> _Stated goal_
Scan the listing below and copy every line holding "DISINTERMENTS".
— Start of Entries —
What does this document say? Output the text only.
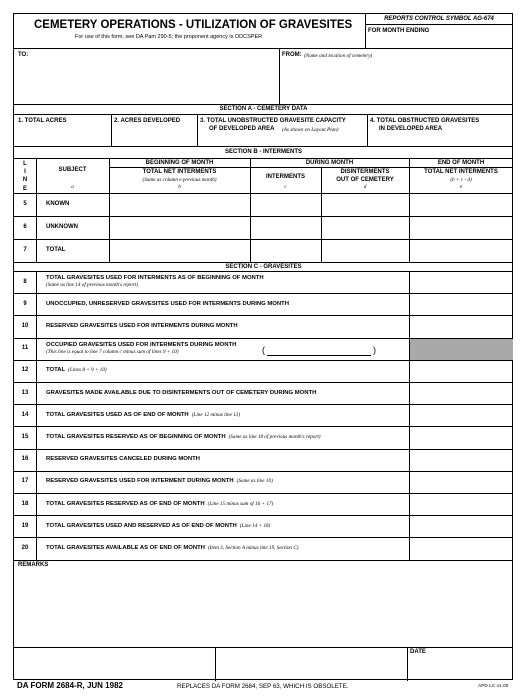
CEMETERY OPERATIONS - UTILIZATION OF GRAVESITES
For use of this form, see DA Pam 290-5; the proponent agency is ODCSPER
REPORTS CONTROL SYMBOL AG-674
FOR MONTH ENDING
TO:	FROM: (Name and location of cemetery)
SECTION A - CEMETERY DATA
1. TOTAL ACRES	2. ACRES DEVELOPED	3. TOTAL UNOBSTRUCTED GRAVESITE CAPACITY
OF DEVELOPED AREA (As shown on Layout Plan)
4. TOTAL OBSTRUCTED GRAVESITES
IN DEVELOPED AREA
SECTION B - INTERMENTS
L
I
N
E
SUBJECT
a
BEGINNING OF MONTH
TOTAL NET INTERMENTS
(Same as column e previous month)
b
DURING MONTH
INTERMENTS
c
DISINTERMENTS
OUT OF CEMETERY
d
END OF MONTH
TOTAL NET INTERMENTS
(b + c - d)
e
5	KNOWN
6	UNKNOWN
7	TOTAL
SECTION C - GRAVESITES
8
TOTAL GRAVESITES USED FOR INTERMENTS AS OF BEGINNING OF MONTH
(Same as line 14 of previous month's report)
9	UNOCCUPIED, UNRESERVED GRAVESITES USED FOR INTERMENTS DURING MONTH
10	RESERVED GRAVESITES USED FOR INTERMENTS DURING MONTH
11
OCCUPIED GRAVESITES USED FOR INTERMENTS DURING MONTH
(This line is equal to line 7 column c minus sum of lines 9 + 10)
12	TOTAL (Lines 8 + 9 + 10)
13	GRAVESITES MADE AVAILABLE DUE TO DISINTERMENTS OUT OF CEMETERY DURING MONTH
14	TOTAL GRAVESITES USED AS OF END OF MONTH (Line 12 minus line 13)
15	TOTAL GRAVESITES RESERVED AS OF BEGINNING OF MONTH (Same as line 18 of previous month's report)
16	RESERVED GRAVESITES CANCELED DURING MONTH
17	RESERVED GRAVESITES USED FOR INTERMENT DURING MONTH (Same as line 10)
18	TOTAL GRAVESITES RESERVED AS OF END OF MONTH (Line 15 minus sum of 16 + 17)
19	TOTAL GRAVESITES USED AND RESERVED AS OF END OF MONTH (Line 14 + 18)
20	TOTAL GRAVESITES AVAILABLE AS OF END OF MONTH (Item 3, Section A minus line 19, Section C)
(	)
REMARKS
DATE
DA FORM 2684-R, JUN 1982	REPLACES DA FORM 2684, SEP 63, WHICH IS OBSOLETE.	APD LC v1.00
— End of Entries —
> _Right answer_
DISINTERMENTS
13	GRAVESITES MADE AVAILABLE DUE TO DISINTERMENTS OUT OF CEMETERY DURING MONTH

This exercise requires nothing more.